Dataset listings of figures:
↓↓↓

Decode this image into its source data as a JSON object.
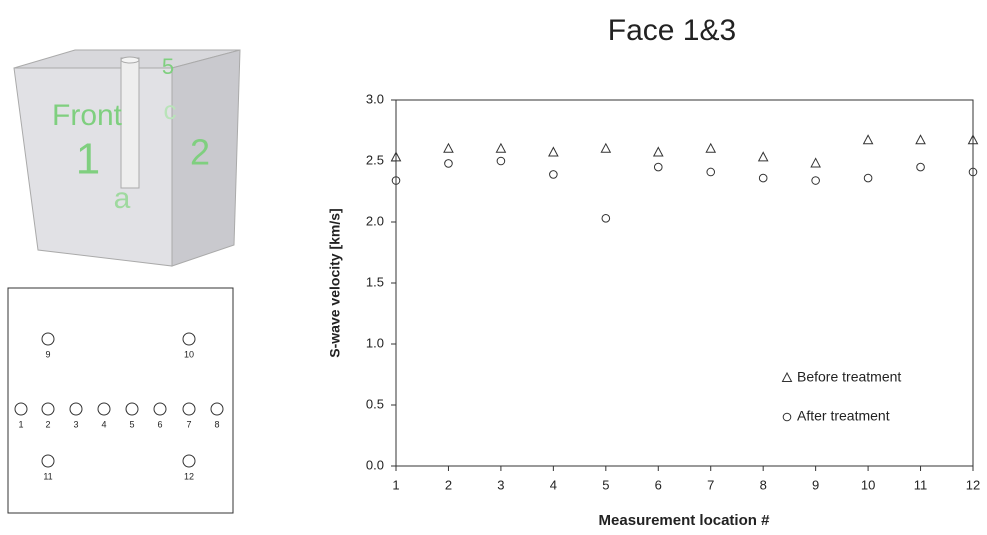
{
  "chart_data": {
    "type": "scatter",
    "title": "Face 1&3",
    "xlabel": "Measurement location #",
    "ylabel": "S-wave velocity [km/s]",
    "x": [
      1,
      2,
      3,
      4,
      5,
      6,
      7,
      8,
      9,
      10,
      11,
      12
    ],
    "series": [
      {
        "name": "Before treatment",
        "marker": "triangle",
        "color": "#333333",
        "values": [
          2.53,
          2.6,
          2.6,
          2.57,
          2.6,
          2.57,
          2.6,
          2.53,
          2.48,
          2.67,
          2.67,
          2.67
        ]
      },
      {
        "name": "After treatment",
        "marker": "circle",
        "color": "#333333",
        "values": [
          2.34,
          2.48,
          2.5,
          2.39,
          2.03,
          2.45,
          2.41,
          2.36,
          2.34,
          2.36,
          2.45,
          2.41
        ]
      }
    ],
    "xlim": [
      1,
      12
    ],
    "xticks": [
      1,
      2,
      3,
      4,
      5,
      6,
      7,
      8,
      9,
      10,
      11,
      12
    ],
    "ylim": [
      0,
      3
    ],
    "yticks": [
      {
        "value": 0,
        "label": "0.0"
      },
      0.5,
      {
        "value": 1,
        "label": "1.0"
      },
      1.5,
      {
        "value": 2,
        "label": "2.0"
      },
      2.5,
      {
        "value": 3,
        "label": "3.0"
      }
    ],
    "grid": false,
    "legend": "lower right"
  },
  "cube": {
    "labels": [
      "Front",
      "1",
      "2",
      "5",
      "c",
      "a"
    ]
  },
  "location_map": {
    "labels": [
      "1",
      "2",
      "3",
      "4",
      "5",
      "6",
      "7",
      "8",
      "9",
      "10",
      "11",
      "12"
    ]
  }
}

↑↑↑

Count the lines above that contain the word "treatment", and give only that number.

(TASK OUTPUT)
2